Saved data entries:
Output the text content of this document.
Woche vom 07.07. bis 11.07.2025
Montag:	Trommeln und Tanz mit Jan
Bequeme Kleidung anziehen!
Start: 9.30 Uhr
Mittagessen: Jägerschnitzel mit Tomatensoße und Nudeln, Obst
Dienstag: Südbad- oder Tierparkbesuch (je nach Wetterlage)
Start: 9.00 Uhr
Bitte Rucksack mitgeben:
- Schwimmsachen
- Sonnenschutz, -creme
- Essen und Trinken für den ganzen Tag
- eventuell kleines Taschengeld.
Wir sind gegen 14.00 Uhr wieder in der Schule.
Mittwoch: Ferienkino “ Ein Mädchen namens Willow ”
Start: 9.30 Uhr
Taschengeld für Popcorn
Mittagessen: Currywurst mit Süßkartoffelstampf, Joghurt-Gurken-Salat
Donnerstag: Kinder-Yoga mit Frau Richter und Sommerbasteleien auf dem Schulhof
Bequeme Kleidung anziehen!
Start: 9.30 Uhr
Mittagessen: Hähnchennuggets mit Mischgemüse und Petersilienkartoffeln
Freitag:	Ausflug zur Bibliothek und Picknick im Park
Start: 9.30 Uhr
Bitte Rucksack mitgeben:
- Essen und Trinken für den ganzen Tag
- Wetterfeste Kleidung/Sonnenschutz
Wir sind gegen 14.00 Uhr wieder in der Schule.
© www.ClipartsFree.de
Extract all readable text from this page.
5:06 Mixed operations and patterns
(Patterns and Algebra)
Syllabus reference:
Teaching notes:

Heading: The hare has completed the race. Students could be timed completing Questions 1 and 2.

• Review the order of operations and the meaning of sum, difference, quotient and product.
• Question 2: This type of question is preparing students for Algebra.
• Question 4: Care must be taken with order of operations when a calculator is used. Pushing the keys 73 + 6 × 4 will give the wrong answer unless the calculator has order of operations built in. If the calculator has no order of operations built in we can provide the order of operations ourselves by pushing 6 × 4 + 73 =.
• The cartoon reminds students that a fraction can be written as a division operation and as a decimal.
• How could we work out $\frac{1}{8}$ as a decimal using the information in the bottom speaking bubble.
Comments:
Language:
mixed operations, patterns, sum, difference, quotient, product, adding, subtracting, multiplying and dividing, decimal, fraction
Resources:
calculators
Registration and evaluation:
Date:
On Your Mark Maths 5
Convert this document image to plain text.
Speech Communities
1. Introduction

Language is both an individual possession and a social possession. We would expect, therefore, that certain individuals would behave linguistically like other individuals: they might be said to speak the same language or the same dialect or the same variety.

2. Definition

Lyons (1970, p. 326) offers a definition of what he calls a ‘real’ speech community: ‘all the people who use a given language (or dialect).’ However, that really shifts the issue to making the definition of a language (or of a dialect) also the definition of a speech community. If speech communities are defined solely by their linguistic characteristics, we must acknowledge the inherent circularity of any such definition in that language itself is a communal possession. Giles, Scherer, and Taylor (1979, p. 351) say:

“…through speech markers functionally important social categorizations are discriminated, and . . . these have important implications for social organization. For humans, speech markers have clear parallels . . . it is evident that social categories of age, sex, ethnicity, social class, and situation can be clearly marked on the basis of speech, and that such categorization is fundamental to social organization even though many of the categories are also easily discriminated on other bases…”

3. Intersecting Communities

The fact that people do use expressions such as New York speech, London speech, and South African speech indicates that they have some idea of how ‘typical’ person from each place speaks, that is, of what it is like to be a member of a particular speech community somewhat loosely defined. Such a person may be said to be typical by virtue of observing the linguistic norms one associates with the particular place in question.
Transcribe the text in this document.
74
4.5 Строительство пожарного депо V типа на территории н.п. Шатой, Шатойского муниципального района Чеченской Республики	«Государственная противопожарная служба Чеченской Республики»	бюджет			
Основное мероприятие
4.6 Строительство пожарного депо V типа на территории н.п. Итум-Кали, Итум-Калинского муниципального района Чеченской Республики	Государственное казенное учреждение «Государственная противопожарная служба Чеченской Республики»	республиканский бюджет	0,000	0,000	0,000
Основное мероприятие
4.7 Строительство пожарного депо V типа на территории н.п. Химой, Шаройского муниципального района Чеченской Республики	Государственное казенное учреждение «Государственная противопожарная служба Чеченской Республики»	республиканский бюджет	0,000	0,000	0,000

* GOAL *
Copy all lines from the entries that contain the word "муниципального".

* ANSWER TO THIS EXERCISE *
4.5 Строительство пожарного депо V типа на территории н.п. Шатой, Шатойского муниципального района Чеченской Республики	«Государственная противопожарная служба Чеченской Республики»	бюджет			
4.6 Строительство пожарного депо V типа на территории н.п. Итум-Кали, Итум-Калинского муниципального района Чеченской Республики	Государственное казенное учреждение «Государственная противопожарная служба Чеченской Республики»	республиканский бюджет	0,000	0,000	0,000
4.7 Строительство пожарного депо V типа на территории н.п. Химой, Шаройского муниципального района Чеченской Республики	Государственное казенное учреждение «Государственная противопожарная служба Чеченской Республики»	республиканский бюджет	0,000	0,000	0,000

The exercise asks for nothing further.